**DESCRIPTION OF THE TASK:**
Reply with one number only, the count of lines holding the string "content".

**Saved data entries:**
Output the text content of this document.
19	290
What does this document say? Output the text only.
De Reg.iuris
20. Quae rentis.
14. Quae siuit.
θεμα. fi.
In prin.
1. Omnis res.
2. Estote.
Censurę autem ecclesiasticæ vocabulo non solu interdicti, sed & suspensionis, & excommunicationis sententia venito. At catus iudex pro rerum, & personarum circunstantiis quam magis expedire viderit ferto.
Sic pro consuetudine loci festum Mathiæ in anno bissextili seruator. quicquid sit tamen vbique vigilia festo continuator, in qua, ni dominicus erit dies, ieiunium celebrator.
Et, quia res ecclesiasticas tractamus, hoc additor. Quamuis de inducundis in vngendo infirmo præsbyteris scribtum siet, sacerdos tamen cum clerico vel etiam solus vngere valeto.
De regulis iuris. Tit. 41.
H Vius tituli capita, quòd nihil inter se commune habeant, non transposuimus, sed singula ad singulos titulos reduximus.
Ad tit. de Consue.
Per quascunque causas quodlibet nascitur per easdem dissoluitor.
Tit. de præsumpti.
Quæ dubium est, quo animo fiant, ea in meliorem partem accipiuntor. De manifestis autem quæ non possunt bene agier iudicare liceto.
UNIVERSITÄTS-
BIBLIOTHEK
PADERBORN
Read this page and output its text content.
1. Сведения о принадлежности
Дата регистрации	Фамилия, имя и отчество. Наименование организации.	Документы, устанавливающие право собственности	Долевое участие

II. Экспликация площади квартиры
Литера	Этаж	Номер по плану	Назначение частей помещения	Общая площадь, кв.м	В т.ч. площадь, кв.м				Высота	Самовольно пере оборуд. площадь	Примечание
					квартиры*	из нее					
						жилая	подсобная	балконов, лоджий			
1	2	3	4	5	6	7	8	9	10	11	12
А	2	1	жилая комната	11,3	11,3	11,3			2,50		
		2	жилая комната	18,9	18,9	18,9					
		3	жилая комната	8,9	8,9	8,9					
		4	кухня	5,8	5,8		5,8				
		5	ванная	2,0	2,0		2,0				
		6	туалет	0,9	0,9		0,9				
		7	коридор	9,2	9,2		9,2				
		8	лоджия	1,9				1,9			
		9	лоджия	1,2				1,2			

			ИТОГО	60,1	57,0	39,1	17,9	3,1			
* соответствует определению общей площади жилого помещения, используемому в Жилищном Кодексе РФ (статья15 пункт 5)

**THE REPLY:**
2